**Source records**
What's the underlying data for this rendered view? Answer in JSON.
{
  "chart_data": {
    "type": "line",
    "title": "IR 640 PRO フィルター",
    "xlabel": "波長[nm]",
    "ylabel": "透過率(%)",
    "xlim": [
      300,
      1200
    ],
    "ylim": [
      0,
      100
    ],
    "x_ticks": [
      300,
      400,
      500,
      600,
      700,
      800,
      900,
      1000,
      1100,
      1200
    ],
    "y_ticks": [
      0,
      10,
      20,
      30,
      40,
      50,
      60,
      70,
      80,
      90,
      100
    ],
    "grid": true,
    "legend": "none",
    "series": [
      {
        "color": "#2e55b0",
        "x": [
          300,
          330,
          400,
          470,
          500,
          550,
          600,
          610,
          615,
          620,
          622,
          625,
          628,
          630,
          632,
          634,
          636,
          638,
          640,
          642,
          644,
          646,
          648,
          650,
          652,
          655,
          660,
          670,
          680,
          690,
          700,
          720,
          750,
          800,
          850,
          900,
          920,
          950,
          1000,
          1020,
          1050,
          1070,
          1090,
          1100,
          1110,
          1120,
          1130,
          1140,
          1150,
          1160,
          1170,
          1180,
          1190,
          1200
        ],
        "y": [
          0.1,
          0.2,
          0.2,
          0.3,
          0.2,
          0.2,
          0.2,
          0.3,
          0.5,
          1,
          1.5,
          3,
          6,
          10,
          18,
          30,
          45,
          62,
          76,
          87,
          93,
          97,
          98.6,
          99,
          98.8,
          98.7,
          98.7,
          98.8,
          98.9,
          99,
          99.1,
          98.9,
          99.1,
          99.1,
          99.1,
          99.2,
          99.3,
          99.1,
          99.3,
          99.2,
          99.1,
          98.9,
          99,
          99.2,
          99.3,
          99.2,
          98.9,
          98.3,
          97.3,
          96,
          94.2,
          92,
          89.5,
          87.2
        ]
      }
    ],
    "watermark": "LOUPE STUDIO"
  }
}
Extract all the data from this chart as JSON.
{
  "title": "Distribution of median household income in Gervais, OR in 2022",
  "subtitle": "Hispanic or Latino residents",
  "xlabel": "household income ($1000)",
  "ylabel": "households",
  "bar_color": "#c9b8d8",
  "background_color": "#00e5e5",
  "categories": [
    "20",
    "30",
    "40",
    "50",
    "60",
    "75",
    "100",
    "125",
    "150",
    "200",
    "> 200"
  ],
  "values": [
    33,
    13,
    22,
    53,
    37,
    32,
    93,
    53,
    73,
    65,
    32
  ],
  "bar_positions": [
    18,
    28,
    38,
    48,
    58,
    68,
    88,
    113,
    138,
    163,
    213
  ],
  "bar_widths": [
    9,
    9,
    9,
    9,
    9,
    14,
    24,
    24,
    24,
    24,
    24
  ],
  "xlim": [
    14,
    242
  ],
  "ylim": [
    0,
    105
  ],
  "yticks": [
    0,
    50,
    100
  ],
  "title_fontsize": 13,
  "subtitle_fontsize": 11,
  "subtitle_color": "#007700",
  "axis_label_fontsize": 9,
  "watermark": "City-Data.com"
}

**Task to complete**
Find "watermark". Copy every line it occurs in.

**The result**
    "watermark": "LOUPE STUDIO"
  "watermark": "City-Data.com"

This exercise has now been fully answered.